WHAT IS BEING ASKED
Reproduce the lines of the material below word for word, leaving out the picture.

[Image layout annotations]
■ ■ ■ ■ ■

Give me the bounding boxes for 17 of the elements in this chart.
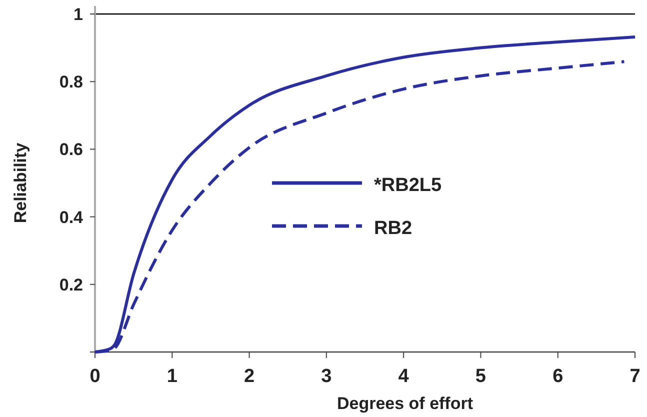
y-tick-label: 0.6 — [59, 140, 83, 160]
x-tick-label: 2 — [244, 366, 255, 387]
legend-label: *RB2L5 — [374, 175, 442, 196]
x-tick-label: 4 — [398, 366, 410, 387]
x-tick-label: 0 — [90, 366, 100, 387]
x-tick-label: 6 — [552, 366, 564, 387]
y-axis-title: Reliability — [11, 142, 30, 224]
y-tick-label: 1 — [74, 5, 83, 24]
y-tick-label: 0.2 — [59, 275, 83, 294]
x-tick-label: 5 — [475, 366, 486, 387]
legend-label: RB2 — [374, 218, 412, 239]
x-axis-title: Degrees of effort — [336, 394, 474, 413]
x-tick-label: 3 — [321, 366, 332, 387]
y-tick-label: 0.4 — [59, 208, 84, 227]
y-tick-label: 0.8 — [59, 72, 83, 92]
x-tick-label: 7 — [630, 366, 640, 387]
x-tick-label: 1 — [166, 366, 178, 387]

■ ■ ■ ■ ■

RESPONSE
Give me the bounding boxes for 17 of the elements in this chart.
y-tick-label: 0.6 — [59, 140, 83, 160]
x-tick-label: 2 — [244, 366, 255, 387]
legend-label: *RB2L5 — [374, 175, 442, 196]
x-tick-label: 4 — [398, 366, 410, 387]
x-tick-label: 0 — [90, 366, 100, 387]
x-tick-label: 6 — [552, 366, 564, 387]
y-axis-title: Reliability — [11, 142, 30, 224]
y-tick-label: 1 — [74, 5, 83, 24]
y-tick-label: 0.2 — [59, 275, 83, 294]
x-tick-label: 5 — [475, 366, 486, 387]
legend-label: RB2 — [374, 218, 412, 239]
x-axis-title: Degrees of effort — [336, 394, 474, 413]
x-tick-label: 3 — [321, 366, 332, 387]
y-tick-label: 0.4 — [59, 208, 84, 227]
y-tick-label: 0.8 — [59, 72, 83, 92]
x-tick-label: 7 — [630, 366, 640, 387]
x-tick-label: 1 — [166, 366, 178, 387]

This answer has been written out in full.